* [Given request]:
Locate all lines with the word "houses" and copy them out.

* [Input for this task]:
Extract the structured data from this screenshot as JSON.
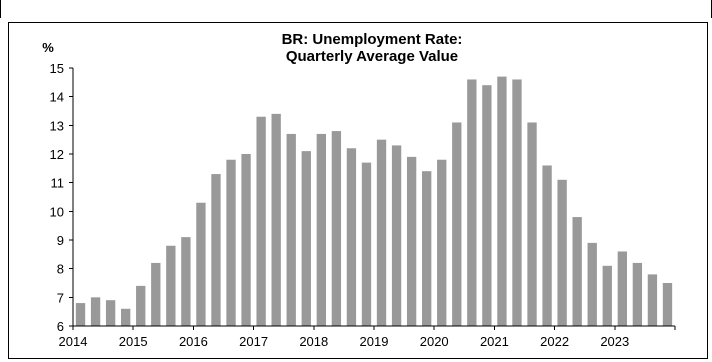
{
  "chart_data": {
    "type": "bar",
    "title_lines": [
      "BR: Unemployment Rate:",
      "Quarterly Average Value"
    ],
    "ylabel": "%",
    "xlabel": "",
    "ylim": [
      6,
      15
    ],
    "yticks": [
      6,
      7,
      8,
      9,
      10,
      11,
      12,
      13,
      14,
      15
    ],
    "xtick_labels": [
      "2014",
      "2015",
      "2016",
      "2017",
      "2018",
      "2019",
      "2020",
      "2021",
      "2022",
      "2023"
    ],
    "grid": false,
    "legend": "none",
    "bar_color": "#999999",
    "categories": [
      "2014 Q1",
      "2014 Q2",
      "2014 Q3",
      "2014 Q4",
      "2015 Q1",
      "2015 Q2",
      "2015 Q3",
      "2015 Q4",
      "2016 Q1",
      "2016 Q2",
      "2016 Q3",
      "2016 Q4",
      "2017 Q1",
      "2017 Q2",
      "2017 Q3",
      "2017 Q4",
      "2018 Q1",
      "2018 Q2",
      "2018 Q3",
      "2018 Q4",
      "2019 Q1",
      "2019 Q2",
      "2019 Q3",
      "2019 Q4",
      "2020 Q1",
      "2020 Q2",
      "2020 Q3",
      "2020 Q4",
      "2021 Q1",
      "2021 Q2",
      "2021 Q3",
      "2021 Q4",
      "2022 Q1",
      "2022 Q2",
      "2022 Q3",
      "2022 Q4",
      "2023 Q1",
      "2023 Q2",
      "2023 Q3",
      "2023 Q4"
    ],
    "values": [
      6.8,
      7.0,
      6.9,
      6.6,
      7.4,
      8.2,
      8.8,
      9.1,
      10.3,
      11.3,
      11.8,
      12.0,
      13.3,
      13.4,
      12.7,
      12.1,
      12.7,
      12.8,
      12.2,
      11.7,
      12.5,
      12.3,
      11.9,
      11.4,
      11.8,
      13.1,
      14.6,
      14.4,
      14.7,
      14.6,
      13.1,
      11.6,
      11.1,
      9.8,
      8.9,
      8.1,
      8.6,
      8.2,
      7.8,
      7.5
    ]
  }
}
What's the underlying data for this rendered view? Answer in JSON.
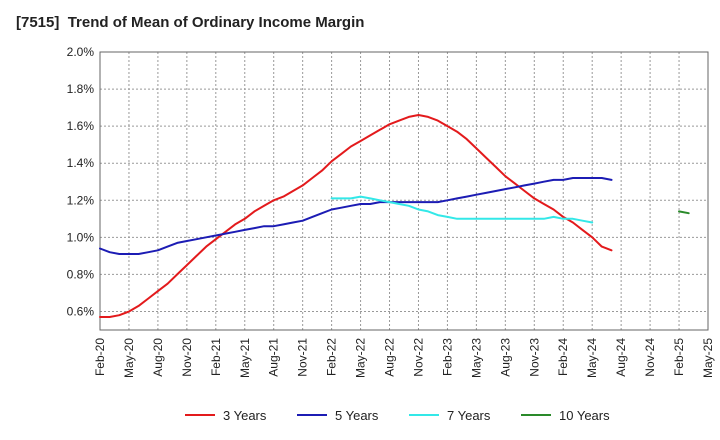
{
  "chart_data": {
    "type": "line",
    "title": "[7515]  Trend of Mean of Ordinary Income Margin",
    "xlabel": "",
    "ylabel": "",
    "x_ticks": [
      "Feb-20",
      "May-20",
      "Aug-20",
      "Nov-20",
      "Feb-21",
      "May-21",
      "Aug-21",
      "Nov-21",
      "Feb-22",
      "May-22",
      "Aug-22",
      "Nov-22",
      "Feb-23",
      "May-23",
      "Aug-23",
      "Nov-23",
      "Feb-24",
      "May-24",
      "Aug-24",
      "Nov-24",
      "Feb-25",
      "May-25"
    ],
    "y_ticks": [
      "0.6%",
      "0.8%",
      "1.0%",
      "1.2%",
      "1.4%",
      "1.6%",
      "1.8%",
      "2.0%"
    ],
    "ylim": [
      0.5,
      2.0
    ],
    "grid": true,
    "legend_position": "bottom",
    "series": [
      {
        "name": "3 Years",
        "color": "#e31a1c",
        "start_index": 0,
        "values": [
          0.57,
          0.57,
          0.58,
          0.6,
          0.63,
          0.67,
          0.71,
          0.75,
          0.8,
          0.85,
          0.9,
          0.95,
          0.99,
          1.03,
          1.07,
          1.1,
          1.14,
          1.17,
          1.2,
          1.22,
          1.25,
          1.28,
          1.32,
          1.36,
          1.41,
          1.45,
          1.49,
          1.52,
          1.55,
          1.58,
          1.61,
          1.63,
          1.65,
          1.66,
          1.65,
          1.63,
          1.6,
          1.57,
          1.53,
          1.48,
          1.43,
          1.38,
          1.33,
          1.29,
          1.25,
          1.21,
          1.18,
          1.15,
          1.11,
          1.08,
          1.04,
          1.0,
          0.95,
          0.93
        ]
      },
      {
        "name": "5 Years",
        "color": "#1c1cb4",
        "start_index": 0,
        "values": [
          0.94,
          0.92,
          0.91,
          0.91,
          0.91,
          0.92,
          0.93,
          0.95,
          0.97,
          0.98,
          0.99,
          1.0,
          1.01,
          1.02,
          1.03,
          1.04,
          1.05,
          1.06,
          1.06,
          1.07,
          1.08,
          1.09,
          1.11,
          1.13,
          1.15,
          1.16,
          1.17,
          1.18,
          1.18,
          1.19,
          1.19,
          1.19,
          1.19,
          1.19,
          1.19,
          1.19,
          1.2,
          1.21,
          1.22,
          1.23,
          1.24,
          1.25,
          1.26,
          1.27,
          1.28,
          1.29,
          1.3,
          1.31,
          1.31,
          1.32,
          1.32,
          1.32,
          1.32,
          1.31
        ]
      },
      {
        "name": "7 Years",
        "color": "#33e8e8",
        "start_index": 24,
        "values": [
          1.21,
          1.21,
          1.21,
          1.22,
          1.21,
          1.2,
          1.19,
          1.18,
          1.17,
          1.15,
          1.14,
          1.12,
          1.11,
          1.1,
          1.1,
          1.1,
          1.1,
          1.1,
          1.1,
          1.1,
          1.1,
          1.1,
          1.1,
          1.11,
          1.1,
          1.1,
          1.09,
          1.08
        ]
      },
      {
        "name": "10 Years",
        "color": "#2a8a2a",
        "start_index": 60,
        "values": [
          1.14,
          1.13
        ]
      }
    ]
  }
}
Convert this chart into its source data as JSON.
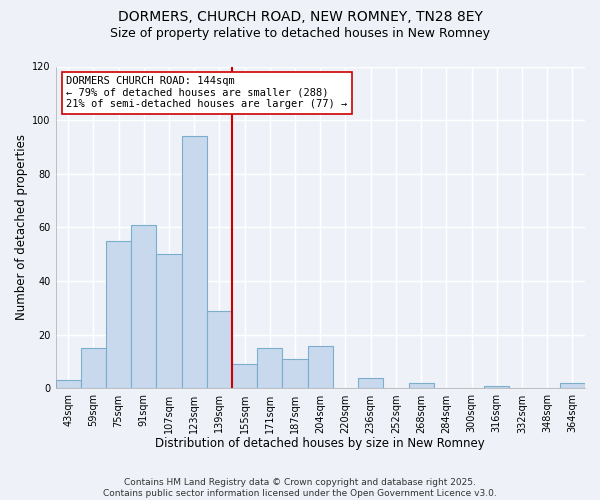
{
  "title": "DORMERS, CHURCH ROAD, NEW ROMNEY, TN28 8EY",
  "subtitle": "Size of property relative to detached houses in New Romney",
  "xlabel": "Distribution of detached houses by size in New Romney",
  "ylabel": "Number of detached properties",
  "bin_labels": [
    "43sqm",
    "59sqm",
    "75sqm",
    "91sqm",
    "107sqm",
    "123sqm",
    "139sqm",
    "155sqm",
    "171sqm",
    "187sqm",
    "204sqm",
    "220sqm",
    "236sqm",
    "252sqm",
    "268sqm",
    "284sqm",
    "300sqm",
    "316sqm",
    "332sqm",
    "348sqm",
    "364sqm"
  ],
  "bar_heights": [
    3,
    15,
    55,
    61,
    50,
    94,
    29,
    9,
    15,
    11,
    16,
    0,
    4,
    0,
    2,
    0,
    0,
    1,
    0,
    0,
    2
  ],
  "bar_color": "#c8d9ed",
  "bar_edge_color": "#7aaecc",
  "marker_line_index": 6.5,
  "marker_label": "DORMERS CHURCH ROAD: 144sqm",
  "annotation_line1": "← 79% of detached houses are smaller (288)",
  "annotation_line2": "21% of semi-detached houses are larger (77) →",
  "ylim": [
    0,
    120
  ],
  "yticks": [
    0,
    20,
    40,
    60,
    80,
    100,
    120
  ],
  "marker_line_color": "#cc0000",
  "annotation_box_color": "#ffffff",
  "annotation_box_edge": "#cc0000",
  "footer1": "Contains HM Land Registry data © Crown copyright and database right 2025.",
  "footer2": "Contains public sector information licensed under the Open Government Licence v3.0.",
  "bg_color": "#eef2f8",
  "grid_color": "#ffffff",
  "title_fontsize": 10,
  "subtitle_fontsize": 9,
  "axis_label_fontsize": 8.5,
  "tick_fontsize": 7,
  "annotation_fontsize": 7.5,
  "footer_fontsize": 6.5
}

* [Written solution]:
  "subtitle": "Size of property relative to detached houses in New Romney",
  "xlabel": "Distribution of detached houses by size in New Romney",
  "annotation_line1": "← 79% of detached houses are smaller (288)",
  "annotation_line2": "21% of semi-detached houses are larger (77) →",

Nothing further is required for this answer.